■ What you will do:
From the entries below, list each line with "ПРИОРИТЕТ".
·····
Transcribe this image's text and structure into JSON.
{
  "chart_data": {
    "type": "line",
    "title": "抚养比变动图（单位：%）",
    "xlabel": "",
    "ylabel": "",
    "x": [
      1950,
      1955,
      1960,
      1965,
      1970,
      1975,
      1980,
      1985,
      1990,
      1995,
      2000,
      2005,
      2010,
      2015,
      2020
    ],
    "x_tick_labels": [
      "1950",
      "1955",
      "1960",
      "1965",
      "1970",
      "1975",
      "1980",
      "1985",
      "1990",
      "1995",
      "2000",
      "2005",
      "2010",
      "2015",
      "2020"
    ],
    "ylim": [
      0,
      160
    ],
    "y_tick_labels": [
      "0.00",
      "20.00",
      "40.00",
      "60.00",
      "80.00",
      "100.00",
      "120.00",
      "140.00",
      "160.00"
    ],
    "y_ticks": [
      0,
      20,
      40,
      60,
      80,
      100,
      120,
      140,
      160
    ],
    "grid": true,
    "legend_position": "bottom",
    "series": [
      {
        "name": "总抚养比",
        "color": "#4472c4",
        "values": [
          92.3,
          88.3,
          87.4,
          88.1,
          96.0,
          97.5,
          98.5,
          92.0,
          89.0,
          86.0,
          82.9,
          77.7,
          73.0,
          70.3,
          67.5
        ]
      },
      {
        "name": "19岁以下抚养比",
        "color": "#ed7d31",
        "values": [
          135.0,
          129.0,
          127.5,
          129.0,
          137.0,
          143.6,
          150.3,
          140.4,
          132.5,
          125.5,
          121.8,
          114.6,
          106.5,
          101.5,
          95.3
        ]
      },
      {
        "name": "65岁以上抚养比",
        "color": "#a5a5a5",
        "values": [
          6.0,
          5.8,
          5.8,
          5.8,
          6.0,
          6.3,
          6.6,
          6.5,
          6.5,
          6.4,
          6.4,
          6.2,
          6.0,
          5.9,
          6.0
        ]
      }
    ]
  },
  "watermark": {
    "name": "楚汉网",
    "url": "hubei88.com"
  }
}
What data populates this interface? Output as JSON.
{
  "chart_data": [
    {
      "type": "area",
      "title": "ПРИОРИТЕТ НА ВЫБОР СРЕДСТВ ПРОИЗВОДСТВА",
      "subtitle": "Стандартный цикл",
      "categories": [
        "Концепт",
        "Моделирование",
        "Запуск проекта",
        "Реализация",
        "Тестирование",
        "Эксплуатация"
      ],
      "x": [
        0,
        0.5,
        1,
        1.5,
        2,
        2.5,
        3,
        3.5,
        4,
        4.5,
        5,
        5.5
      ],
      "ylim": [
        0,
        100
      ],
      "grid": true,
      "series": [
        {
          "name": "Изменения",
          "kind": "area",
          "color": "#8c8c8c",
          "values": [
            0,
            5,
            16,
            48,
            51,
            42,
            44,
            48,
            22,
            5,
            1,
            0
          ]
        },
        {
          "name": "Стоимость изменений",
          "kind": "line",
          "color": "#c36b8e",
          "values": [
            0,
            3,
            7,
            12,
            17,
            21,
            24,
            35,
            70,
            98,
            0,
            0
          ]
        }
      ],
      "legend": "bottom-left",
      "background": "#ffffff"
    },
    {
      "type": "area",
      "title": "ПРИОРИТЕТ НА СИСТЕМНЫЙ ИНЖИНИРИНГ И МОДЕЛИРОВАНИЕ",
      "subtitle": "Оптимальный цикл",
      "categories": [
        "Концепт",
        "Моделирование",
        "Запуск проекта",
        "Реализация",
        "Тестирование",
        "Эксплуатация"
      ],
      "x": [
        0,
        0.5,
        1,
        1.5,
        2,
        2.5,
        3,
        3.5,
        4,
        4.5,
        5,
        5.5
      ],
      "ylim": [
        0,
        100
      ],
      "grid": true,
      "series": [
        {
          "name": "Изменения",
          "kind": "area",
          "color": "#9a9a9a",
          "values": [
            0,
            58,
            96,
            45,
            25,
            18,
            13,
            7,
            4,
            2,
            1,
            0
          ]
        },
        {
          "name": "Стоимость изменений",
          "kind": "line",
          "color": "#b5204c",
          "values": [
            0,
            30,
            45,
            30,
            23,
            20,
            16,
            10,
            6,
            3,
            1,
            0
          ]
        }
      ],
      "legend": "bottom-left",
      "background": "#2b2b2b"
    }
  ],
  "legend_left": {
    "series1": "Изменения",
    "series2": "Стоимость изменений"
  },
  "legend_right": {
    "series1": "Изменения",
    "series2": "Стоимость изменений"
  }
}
·····
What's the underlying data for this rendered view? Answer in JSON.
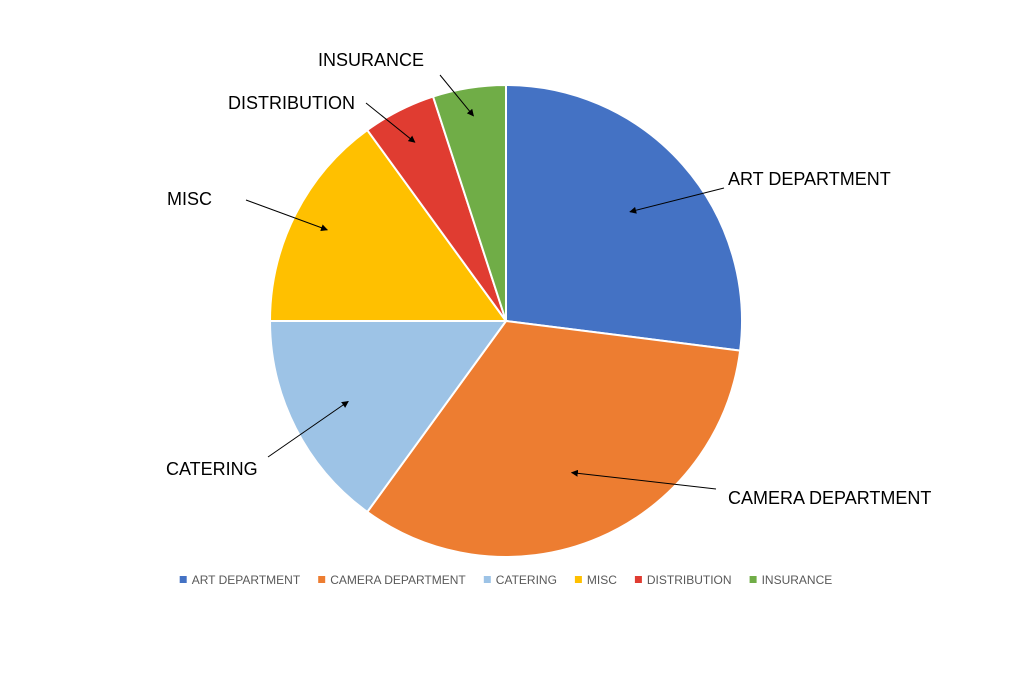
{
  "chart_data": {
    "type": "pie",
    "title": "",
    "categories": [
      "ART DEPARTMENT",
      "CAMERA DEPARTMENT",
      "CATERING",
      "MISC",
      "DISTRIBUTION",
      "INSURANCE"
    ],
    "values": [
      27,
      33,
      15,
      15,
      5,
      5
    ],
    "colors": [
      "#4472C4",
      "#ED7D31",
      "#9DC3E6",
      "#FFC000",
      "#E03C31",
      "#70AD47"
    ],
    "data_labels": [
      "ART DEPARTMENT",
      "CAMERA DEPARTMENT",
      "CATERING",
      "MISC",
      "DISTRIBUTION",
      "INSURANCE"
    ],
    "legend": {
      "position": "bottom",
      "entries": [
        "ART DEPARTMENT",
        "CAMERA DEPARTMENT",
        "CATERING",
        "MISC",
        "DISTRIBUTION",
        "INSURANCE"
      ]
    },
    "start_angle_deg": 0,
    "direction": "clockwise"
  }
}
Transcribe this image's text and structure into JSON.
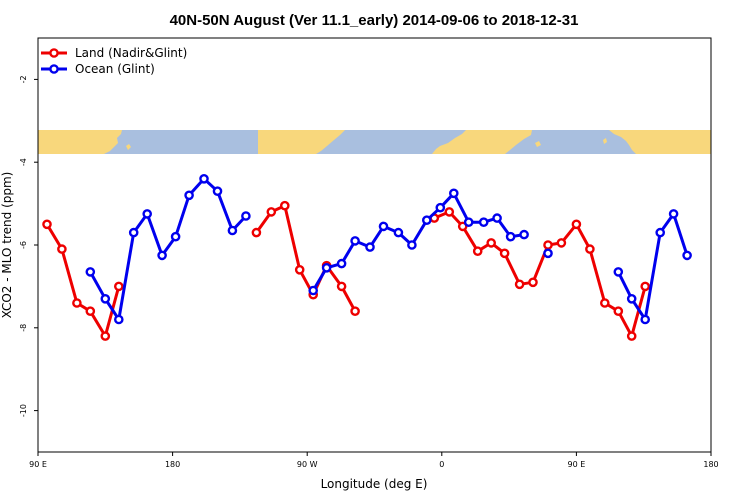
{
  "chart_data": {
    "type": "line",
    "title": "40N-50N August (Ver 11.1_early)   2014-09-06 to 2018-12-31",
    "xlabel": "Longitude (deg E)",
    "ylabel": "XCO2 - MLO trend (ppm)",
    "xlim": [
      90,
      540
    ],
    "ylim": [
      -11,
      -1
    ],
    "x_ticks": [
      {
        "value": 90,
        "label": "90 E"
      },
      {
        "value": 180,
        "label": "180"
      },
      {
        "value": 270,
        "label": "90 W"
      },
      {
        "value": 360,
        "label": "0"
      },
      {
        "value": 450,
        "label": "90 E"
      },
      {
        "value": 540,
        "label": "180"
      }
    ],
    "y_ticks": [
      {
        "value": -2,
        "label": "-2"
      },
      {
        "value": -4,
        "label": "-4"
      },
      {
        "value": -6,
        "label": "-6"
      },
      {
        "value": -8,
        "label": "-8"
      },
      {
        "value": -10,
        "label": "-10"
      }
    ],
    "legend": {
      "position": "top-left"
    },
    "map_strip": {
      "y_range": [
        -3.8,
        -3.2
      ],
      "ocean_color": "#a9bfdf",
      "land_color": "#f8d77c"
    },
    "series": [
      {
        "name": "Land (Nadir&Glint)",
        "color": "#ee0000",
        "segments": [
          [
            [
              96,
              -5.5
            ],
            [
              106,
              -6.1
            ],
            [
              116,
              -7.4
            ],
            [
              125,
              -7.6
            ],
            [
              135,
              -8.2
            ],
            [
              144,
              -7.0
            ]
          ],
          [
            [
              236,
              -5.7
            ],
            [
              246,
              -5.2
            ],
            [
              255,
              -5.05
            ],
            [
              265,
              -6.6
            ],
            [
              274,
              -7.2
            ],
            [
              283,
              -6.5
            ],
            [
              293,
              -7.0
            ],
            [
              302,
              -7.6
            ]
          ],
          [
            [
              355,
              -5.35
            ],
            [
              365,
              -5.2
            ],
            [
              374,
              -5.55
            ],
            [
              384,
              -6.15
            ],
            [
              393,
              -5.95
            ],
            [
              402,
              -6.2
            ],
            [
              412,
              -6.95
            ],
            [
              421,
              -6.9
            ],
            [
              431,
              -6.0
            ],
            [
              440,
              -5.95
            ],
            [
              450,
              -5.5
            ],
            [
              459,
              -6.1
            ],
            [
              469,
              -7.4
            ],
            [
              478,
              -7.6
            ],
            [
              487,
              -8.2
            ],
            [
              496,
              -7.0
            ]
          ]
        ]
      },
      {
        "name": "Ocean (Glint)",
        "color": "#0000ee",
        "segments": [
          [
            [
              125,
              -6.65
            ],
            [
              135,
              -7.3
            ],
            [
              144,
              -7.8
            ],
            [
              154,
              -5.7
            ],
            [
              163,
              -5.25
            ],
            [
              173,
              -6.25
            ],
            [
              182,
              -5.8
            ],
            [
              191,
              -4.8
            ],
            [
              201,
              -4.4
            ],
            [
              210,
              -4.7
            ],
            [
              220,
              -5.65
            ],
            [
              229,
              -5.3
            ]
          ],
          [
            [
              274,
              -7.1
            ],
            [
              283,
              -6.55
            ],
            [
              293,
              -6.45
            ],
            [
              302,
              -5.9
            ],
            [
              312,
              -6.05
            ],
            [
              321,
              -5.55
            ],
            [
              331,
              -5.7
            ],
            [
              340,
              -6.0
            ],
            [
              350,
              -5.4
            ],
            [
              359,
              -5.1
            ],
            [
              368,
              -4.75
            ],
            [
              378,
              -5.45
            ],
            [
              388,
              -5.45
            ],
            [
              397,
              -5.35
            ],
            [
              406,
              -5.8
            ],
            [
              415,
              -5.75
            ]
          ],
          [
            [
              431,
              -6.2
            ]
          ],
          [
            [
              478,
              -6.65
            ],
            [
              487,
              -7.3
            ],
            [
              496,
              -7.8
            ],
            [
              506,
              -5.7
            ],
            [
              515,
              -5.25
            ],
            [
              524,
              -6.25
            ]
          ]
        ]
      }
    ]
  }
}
·····
■ Answer to this problem:
      "title": "ПРИОРИТЕТ НА ВЫБОР СРЕДСТВ ПРОИЗВОДСТВА",
      "title": "ПРИОРИТЕТ НА СИСТЕМНЫЙ ИНЖИНИРИНГ И МОДЕЛИРОВАНИЕ",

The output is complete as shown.